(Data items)
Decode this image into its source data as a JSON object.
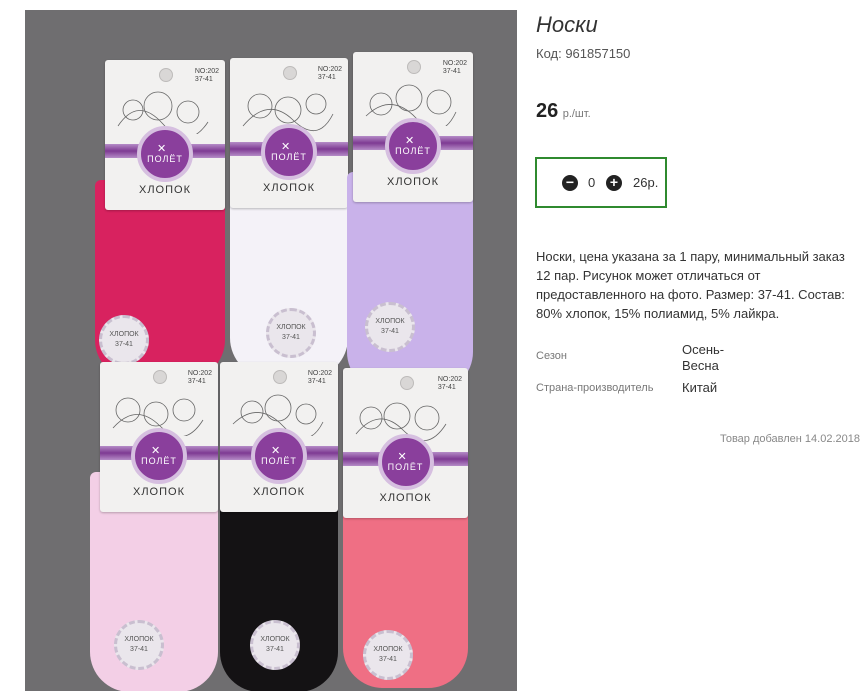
{
  "product": {
    "title": "Носки",
    "code_label": "Код: 961857150",
    "price_value": "26",
    "price_unit": "р./шт.",
    "quantity": "0",
    "quantity_total": "26р.",
    "description": "Носки, цена указана за 1 пару, минимальный заказ 12 пар. Рисунок может отличаться от предоставленного на фото. Размер: 37-41. Состав: 80% хлопок, 15% полиамид, 5% лайкра.",
    "attributes": [
      {
        "name": "Сезон",
        "value": "Осень-Весна"
      },
      {
        "name": "Страна-производитель",
        "value": "Китай"
      }
    ],
    "added": "Товар добавлен 14.02.2018"
  },
  "photo": {
    "brand": "ПОЛЁТ",
    "material": "ХЛОПОК",
    "model_code": "NO:202",
    "size": "37-41",
    "seal_text": "ХЛОПОК",
    "colors": {
      "background": "#6f6e70",
      "sock_1": "#d8225f",
      "sock_2": "#f4f2f8",
      "sock_3": "#c9b2ea",
      "sock_4": "#f3cfe6",
      "sock_5": "#141214",
      "sock_6": "#ef6f84"
    }
  },
  "icons": {
    "minus": "minus-circle-icon",
    "plus": "plus-circle-icon"
  },
  "accent_color": "#2f8a2f"
}
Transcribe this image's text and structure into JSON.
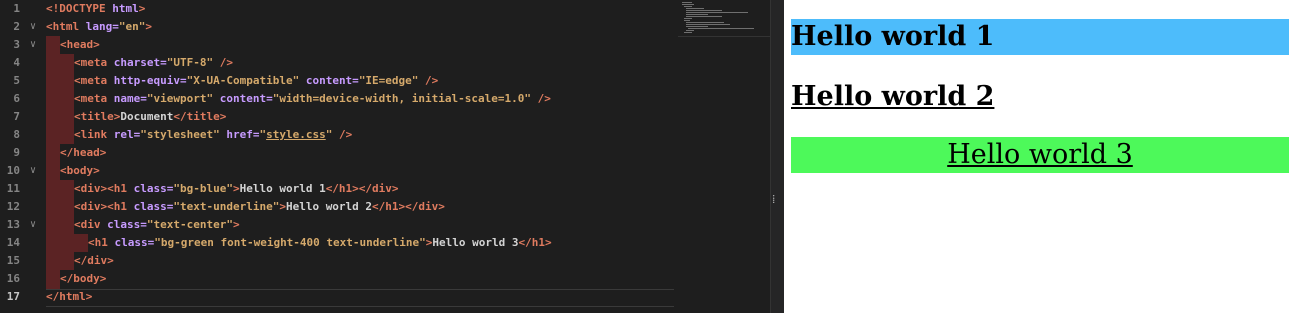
{
  "editor": {
    "line_numbers": [
      "1",
      "2",
      "3",
      "4",
      "5",
      "6",
      "7",
      "8",
      "9",
      "10",
      "11",
      "12",
      "13",
      "14",
      "15",
      "16",
      "17"
    ],
    "lines": {
      "l1": {
        "doctype": "<!DOCTYPE",
        "html": " html",
        "close": ">"
      },
      "l2": {
        "open": "<html",
        "attr": " lang=",
        "val": "\"en\"",
        "close": ">"
      },
      "l3": {
        "open": "<head",
        "close": ">"
      },
      "l4": {
        "open": "<meta",
        "attr": " charset=",
        "val": "\"UTF-8\"",
        "close": " />"
      },
      "l5": {
        "open": "<meta",
        "attr1": " http-equiv=",
        "val1": "\"X-UA-Compatible\"",
        "attr2": " content=",
        "val2": "\"IE=edge\"",
        "close": " />"
      },
      "l6": {
        "open": "<meta",
        "attr1": " name=",
        "val1": "\"viewport\"",
        "attr2": " content=",
        "val2": "\"width=device-width, initial-scale=1.0\"",
        "close": " />"
      },
      "l7": {
        "open": "<title",
        "gt": ">",
        "text": "Document",
        "end": "</title>"
      },
      "l8": {
        "open": "<link",
        "attr1": " rel=",
        "val1": "\"stylesheet\"",
        "attr2": " href=",
        "q1": "\"",
        "file": "style.css",
        "q2": "\"",
        "close": " />"
      },
      "l9": {
        "end": "</head>"
      },
      "l10": {
        "open": "<body",
        "close": ">"
      },
      "l11": {
        "div": "<div>",
        "h1": "<h1",
        "attr": " class=",
        "val": "\"bg-blue\"",
        "gt": ">",
        "text": "Hello world 1",
        "endh1": "</h1>",
        "enddiv": "</div>"
      },
      "l12": {
        "div": "<div>",
        "h1": "<h1",
        "attr": " class=",
        "val": "\"text-underline\"",
        "gt": ">",
        "text": "Hello world 2",
        "endh1": "</h1>",
        "enddiv": "</div>"
      },
      "l13": {
        "open": "<div",
        "attr": " class=",
        "val": "\"text-center\"",
        "close": ">"
      },
      "l14": {
        "h1": "<h1",
        "attr": " class=",
        "val": "\"bg-green font-weight-400 text-underline\"",
        "gt": ">",
        "text": "Hello world 3",
        "endh1": "</h1>"
      },
      "l15": {
        "end": "</div>"
      },
      "l16": {
        "end": "</body>"
      },
      "l17": {
        "end": "</html>"
      }
    },
    "scroll_grip": "⁞"
  },
  "preview": {
    "heading1": "Hello world 1",
    "heading2": "Hello world 2",
    "heading3": "Hello world 3"
  },
  "colors": {
    "bg_blue": "#4dbcfb",
    "bg_green": "#4df95a",
    "editor_bg": "#1e1e1e",
    "tag": "#e07b5f",
    "attr": "#c79bff",
    "string": "#d5a96b"
  }
}
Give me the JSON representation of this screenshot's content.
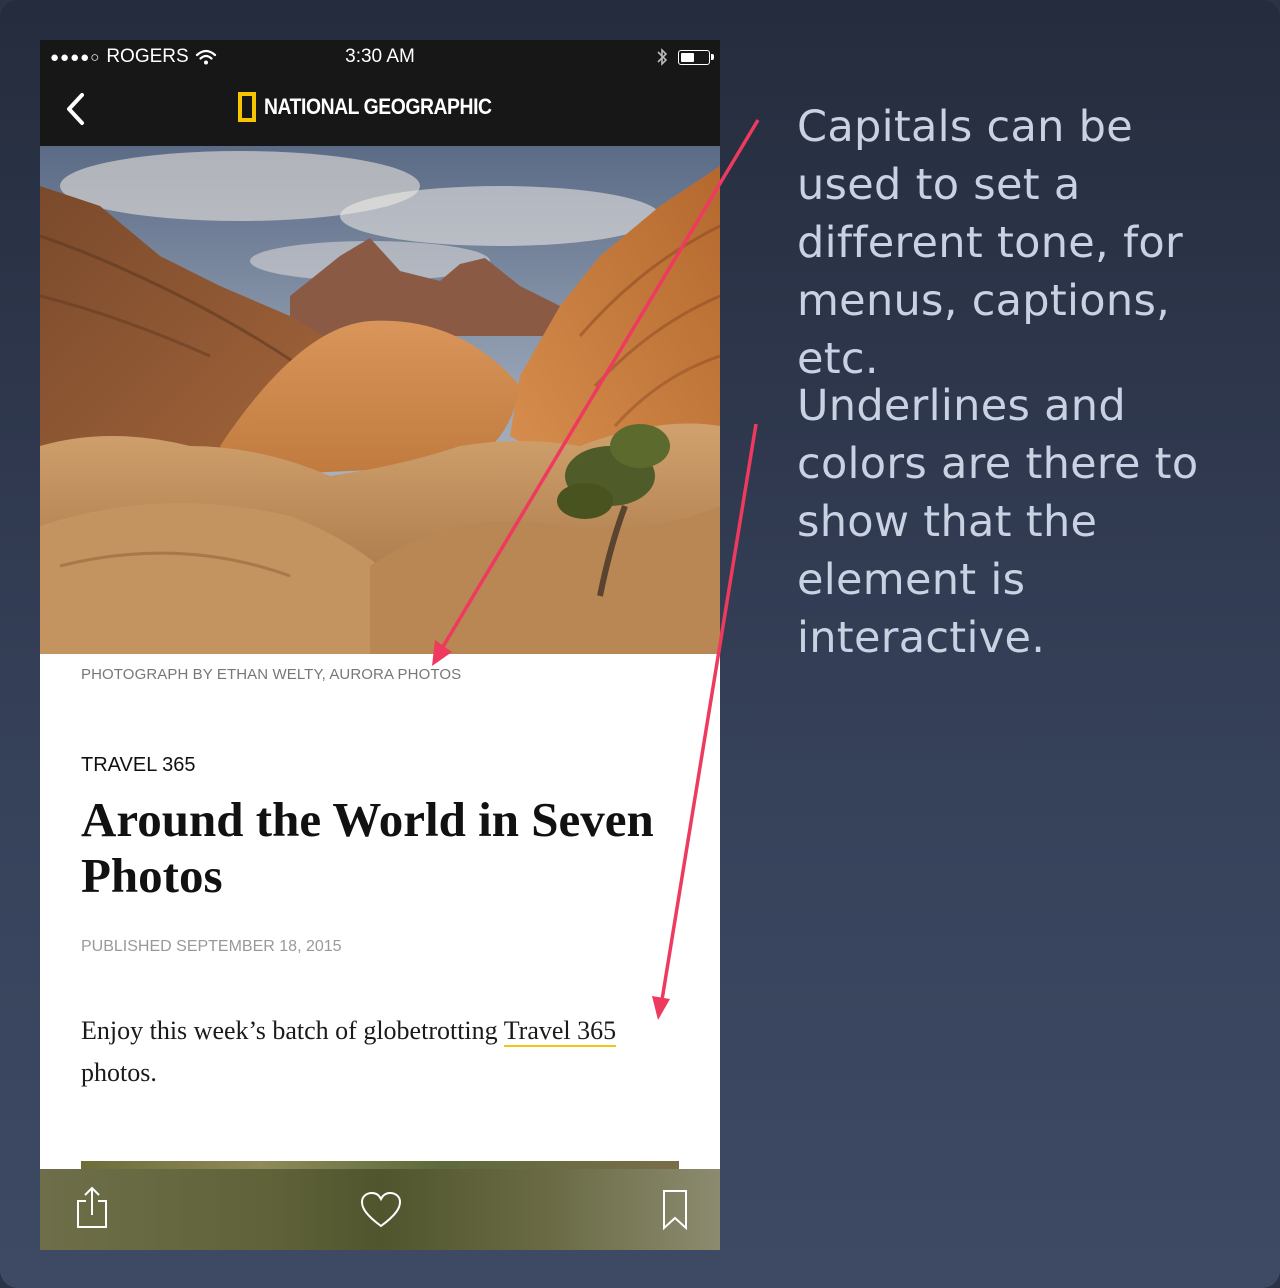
{
  "status_bar": {
    "signal_dots": "●●●●○",
    "carrier": "ROGERS",
    "time": "3:30 AM",
    "battery_level": 0.5
  },
  "nav": {
    "brand": "NATIONAL GEOGRAPHIC"
  },
  "article": {
    "photo_credit": "PHOTOGRAPH BY ETHAN WELTY, AURORA PHOTOS",
    "kicker": "TRAVEL 365",
    "title": "Around the World in Seven Photos",
    "published": "PUBLISHED SEPTEMBER 18, 2015",
    "body_before": "Enjoy this week’s batch of globetrotting ",
    "body_link": "Travel 365",
    "body_after": " photos."
  },
  "toolbar": {
    "icons": [
      "share-icon",
      "heart-icon",
      "bookmark-icon"
    ]
  },
  "annotations": {
    "capitals_note": "Capitals can be used to set a different tone, for menus, captions, etc.",
    "underlines_note": "Underlines and colors are there to show that the element is interactive."
  },
  "colors": {
    "brand_yellow": "#f7c600",
    "link_underline": "#f0c419",
    "arrow": "#ee3a5f",
    "annotation_text": "#c9d2e3"
  }
}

◆ What is needed
Reproduce the material in full, word for word, and omit the pictures.

◆ Final result
Decode this image into its source data as a JSON object.
{
  "product": {
    "title": "Носки",
    "code_label": "Код: 961857150",
    "price_value": "26",
    "price_unit": "р./шт.",
    "quantity": "0",
    "quantity_total": "26р.",
    "description": "Носки, цена указана за 1 пару, минимальный заказ 12 пар. Рисунок может отличаться от предоставленного на фото. Размер: 37-41. Состав: 80% хлопок, 15% полиамид, 5% лайкра.",
    "attributes": [
      {
        "name": "Сезон",
        "value": "Осень-Весна"
      },
      {
        "name": "Страна-производитель",
        "value": "Китай"
      }
    ],
    "added": "Товар добавлен 14.02.2018"
  },
  "photo": {
    "brand": "ПОЛЁТ",
    "material": "ХЛОПОК",
    "model_code": "NO:202",
    "size": "37-41",
    "seal_text": "ХЛОПОК",
    "colors": {
      "background": "#6f6e70",
      "sock_1": "#d8225f",
      "sock_2": "#f4f2f8",
      "sock_3": "#c9b2ea",
      "sock_4": "#f3cfe6",
      "sock_5": "#141214",
      "sock_6": "#ef6f84"
    }
  },
  "icons": {
    "minus": "minus-circle-icon",
    "plus": "plus-circle-icon"
  },
  "accent_color": "#2f8a2f"
}
Transcribe this image's text and structure into JSON.
{
  "editor": {
    "line_numbers": [
      "1",
      "2",
      "3",
      "4",
      "5",
      "6",
      "7",
      "8",
      "9",
      "10",
      "11",
      "12",
      "13",
      "14",
      "15",
      "16",
      "17"
    ],
    "lines": {
      "l1": {
        "doctype": "<!DOCTYPE",
        "html": " html",
        "close": ">"
      },
      "l2": {
        "open": "<html",
        "attr": " lang=",
        "val": "\"en\"",
        "close": ">"
      },
      "l3": {
        "open": "<head",
        "close": ">"
      },
      "l4": {
        "open": "<meta",
        "attr": " charset=",
        "val": "\"UTF-8\"",
        "close": " />"
      },
      "l5": {
        "open": "<meta",
        "attr1": " http-equiv=",
        "val1": "\"X-UA-Compatible\"",
        "attr2": " content=",
        "val2": "\"IE=edge\"",
        "close": " />"
      },
      "l6": {
        "open": "<meta",
        "attr1": " name=",
        "val1": "\"viewport\"",
        "attr2": " content=",
        "val2": "\"width=device-width, initial-scale=1.0\"",
        "close": " />"
      },
      "l7": {
        "open": "<title",
        "gt": ">",
        "text": "Document",
        "end": "</title>"
      },
      "l8": {
        "open": "<link",
        "attr1": " rel=",
        "val1": "\"stylesheet\"",
        "attr2": " href=",
        "q1": "\"",
        "file": "style.css",
        "q2": "\"",
        "close": " />"
      },
      "l9": {
        "end": "</head>"
      },
      "l10": {
        "open": "<body",
        "close": ">"
      },
      "l11": {
        "div": "<div>",
        "h1": "<h1",
        "attr": " class=",
        "val": "\"bg-blue\"",
        "gt": ">",
        "text": "Hello world 1",
        "endh1": "</h1>",
        "enddiv": "</div>"
      },
      "l12": {
        "div": "<div>",
        "h1": "<h1",
        "attr": " class=",
        "val": "\"text-underline\"",
        "gt": ">",
        "text": "Hello world 2",
        "endh1": "</h1>",
        "enddiv": "</div>"
      },
      "l13": {
        "open": "<div",
        "attr": " class=",
        "val": "\"text-center\"",
        "close": ">"
      },
      "l14": {
        "h1": "<h1",
        "attr": " class=",
        "val": "\"bg-green font-weight-400 text-underline\"",
        "gt": ">",
        "text": "Hello world 3",
        "endh1": "</h1>"
      },
      "l15": {
        "end": "</div>"
      },
      "l16": {
        "end": "</body>"
      },
      "l17": {
        "end": "</html>"
      }
    },
    "scroll_grip": "⁞"
  },
  "preview": {
    "heading1": "Hello world 1",
    "heading2": "Hello world 2",
    "heading3": "Hello world 3"
  },
  "colors": {
    "bg_blue": "#4dbcfb",
    "bg_green": "#4df95a",
    "editor_bg": "#1e1e1e",
    "tag": "#e07b5f",
    "attr": "#c79bff",
    "string": "#d5a96b"
  }
}
Give me the JSON representation of this screenshot's content.
{
  "status_bar": {
    "signal_dots": "●●●●○",
    "carrier": "ROGERS",
    "time": "3:30 AM",
    "battery_level": 0.5
  },
  "nav": {
    "brand": "NATIONAL GEOGRAPHIC"
  },
  "article": {
    "photo_credit": "PHOTOGRAPH BY ETHAN WELTY, AURORA PHOTOS",
    "kicker": "TRAVEL 365",
    "title": "Around the World in Seven Photos",
    "published": "PUBLISHED SEPTEMBER 18, 2015",
    "body_before": "Enjoy this week’s batch of globetrotting ",
    "body_link": "Travel 365",
    "body_after": " photos."
  },
  "toolbar": {
    "icons": [
      "share-icon",
      "heart-icon",
      "bookmark-icon"
    ]
  },
  "annotations": {
    "capitals_note": "Capitals can be used to set a different tone, for menus, captions, etc.",
    "underlines_note": "Underlines and colors are there to show that the element is interactive."
  },
  "colors": {
    "brand_yellow": "#f7c600",
    "link_underline": "#f0c419",
    "arrow": "#ee3a5f",
    "annotation_text": "#c9d2e3"
  }
}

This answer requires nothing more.